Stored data
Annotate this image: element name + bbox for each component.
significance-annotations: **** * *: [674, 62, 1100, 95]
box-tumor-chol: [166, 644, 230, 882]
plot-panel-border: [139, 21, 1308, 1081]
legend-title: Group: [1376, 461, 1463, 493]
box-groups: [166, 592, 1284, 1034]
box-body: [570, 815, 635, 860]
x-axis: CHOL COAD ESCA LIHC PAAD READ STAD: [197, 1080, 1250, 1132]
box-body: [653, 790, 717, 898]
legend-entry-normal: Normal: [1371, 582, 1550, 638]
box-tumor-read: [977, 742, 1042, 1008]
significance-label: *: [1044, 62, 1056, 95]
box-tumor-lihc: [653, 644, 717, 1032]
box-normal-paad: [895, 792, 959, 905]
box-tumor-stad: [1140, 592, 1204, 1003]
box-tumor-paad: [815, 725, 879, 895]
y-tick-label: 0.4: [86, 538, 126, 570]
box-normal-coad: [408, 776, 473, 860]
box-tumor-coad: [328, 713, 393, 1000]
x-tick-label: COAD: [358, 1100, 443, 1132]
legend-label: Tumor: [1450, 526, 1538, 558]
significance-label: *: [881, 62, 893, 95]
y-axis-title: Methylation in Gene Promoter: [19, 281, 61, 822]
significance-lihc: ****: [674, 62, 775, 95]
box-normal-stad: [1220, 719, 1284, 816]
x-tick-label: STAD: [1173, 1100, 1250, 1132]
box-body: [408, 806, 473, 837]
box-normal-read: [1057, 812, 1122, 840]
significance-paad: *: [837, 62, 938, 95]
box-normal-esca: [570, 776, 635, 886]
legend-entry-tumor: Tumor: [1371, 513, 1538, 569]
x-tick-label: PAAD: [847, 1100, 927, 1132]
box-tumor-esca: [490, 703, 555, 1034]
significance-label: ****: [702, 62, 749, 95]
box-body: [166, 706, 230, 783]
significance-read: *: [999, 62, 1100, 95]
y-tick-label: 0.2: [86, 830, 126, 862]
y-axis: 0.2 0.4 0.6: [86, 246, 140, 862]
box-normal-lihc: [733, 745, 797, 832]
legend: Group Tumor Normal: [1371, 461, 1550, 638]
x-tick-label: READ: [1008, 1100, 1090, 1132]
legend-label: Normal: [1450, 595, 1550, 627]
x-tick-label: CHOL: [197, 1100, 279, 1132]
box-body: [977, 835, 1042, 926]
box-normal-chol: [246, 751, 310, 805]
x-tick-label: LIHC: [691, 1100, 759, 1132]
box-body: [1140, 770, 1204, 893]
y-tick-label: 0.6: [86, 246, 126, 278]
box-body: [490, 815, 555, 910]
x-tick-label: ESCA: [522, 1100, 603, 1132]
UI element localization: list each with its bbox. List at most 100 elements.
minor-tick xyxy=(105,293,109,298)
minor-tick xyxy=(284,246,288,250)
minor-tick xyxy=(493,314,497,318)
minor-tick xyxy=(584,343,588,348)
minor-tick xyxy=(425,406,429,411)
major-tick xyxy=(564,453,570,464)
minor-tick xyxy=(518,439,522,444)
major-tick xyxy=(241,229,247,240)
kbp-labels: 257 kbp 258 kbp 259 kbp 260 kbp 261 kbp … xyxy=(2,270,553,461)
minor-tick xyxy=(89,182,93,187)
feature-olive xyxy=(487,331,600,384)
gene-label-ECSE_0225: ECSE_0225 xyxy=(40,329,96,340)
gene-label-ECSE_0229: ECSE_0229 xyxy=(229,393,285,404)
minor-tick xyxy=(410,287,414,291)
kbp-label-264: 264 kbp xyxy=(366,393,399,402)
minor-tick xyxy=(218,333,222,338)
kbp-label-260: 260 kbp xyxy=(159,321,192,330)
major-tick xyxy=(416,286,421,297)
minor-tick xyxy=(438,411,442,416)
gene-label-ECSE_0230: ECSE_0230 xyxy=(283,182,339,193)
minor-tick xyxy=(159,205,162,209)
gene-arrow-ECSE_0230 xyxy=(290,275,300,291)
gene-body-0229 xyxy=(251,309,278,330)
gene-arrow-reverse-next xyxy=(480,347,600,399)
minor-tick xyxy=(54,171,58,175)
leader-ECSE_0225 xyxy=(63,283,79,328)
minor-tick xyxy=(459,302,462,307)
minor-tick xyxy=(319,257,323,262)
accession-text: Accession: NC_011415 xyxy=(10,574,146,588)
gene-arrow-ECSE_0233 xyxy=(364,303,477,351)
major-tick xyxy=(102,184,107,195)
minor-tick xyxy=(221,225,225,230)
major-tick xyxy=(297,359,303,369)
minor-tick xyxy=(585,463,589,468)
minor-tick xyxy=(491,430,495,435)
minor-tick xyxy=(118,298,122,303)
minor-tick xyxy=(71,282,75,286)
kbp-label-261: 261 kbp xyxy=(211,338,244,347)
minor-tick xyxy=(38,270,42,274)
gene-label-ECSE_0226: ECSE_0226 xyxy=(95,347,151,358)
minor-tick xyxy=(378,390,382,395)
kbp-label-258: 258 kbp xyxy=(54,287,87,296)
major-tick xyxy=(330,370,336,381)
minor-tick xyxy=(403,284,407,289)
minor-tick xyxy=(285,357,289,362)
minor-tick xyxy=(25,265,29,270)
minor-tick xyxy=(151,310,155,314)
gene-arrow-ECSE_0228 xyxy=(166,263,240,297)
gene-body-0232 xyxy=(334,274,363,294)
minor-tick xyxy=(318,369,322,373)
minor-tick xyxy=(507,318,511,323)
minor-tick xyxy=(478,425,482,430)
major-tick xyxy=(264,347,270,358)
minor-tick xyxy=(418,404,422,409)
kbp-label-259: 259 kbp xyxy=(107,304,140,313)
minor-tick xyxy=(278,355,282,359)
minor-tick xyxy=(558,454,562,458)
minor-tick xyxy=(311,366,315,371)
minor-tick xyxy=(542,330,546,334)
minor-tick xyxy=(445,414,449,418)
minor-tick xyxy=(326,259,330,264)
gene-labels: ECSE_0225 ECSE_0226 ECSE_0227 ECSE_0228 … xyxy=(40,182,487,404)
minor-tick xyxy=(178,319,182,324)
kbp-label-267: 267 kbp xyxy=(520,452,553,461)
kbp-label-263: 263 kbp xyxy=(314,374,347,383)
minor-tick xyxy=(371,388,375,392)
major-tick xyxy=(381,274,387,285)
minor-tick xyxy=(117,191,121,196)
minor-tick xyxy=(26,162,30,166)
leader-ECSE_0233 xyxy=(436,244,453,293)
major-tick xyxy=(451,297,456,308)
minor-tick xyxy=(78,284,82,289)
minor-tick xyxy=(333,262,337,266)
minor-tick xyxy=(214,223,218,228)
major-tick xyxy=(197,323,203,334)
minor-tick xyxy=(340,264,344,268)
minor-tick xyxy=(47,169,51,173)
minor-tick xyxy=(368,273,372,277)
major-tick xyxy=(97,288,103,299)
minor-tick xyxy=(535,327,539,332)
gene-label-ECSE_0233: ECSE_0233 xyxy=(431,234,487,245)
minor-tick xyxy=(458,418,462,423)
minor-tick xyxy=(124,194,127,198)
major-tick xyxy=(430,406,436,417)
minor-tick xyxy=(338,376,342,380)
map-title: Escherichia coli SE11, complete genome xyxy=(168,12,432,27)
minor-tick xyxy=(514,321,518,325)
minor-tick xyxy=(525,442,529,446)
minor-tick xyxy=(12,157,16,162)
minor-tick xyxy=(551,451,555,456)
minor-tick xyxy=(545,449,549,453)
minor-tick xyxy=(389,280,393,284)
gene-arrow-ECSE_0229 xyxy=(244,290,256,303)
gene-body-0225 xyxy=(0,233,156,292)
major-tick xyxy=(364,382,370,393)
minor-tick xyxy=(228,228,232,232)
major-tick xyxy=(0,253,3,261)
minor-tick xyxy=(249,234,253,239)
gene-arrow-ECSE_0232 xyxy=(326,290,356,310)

PROBLEM TO WORK ON: Which lines of the data include the word "title"? Copy each one.

OUTPUT FOR THIS TASK:
legend-title: Group: [1376, 461, 1463, 493]
y-axis-title: Methylation in Gene Promoter: [19, 281, 61, 822]
map-title: Escherichia coli SE11, complete genome xyxy=(168,12,432,27)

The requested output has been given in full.